> _WHAT TO WORK ON_
Pull every line of the entries that has the word "icon".

> _DATA ENTRIES_

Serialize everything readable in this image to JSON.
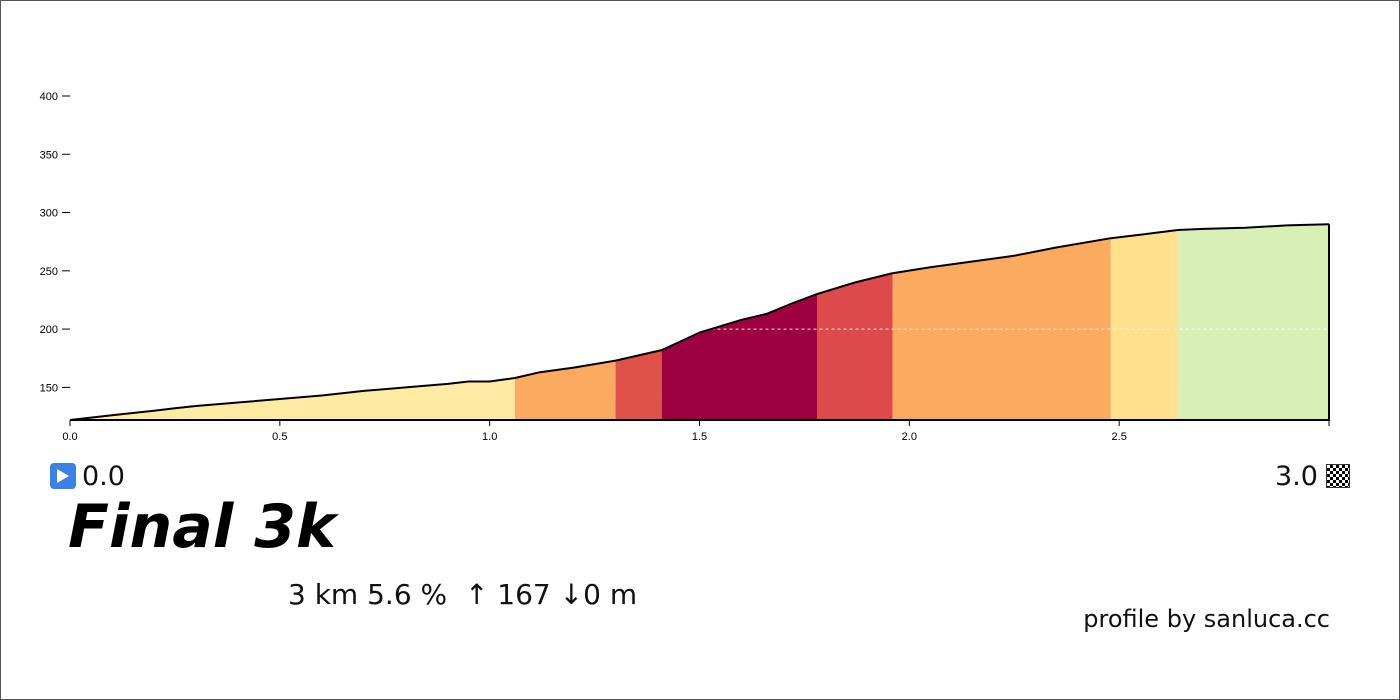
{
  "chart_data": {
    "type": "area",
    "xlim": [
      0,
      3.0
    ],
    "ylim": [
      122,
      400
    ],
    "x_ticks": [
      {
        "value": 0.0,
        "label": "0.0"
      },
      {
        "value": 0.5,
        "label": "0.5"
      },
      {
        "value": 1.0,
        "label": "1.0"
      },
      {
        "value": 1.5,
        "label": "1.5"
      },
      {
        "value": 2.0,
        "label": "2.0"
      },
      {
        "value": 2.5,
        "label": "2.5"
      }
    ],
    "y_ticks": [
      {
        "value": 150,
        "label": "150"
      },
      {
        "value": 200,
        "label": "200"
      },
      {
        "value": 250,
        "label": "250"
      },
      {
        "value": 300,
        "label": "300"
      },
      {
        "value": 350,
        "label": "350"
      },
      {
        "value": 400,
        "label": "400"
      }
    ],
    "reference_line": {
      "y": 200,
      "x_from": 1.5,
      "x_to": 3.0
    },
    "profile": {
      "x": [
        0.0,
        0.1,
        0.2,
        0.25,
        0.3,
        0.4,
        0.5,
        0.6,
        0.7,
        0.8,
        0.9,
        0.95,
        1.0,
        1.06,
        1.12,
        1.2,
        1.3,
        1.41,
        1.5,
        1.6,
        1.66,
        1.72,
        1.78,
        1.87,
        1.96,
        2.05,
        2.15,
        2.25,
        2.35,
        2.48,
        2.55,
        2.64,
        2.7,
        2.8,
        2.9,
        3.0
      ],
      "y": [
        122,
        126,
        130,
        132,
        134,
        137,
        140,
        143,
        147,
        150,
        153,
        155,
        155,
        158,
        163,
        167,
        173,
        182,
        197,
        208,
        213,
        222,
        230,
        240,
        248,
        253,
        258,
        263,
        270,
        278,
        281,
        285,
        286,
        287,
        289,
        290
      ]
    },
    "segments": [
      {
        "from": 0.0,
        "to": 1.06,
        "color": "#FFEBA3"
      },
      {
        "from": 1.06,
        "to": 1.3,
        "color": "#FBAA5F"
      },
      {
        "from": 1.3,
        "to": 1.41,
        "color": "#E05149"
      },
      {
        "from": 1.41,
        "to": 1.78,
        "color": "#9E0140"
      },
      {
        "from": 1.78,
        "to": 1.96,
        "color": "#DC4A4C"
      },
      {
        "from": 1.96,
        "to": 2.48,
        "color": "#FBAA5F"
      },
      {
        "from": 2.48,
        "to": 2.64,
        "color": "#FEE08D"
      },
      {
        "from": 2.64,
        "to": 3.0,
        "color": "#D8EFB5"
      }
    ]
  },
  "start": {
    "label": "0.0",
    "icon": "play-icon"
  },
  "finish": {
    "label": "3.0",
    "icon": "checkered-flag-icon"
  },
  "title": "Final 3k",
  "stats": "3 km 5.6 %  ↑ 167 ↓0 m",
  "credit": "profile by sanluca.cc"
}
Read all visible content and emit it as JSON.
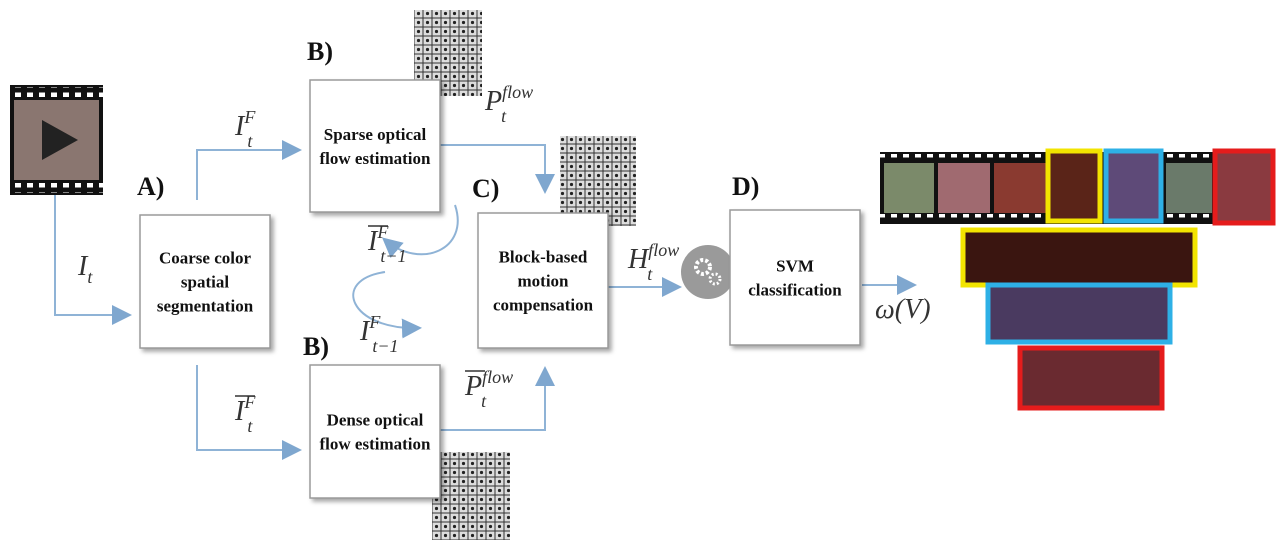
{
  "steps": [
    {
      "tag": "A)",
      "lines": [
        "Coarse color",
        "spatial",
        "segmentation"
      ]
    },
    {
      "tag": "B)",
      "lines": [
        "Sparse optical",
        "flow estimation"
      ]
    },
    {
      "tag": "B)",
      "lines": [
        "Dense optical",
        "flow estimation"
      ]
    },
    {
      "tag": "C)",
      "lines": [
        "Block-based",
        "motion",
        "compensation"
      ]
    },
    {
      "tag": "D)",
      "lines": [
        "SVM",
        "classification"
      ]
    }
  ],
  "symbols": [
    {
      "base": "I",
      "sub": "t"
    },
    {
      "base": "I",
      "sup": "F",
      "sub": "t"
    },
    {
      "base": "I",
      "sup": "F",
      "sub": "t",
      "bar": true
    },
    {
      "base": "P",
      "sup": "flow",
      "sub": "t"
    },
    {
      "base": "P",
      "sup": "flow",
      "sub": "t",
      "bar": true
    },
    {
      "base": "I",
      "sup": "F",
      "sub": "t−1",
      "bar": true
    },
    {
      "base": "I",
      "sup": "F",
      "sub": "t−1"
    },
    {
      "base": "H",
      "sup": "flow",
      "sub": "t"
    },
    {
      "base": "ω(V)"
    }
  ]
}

> _SOLVED EXERCISE_
    "icon": "play-icon"
    "icon": "checkered-flag-icon"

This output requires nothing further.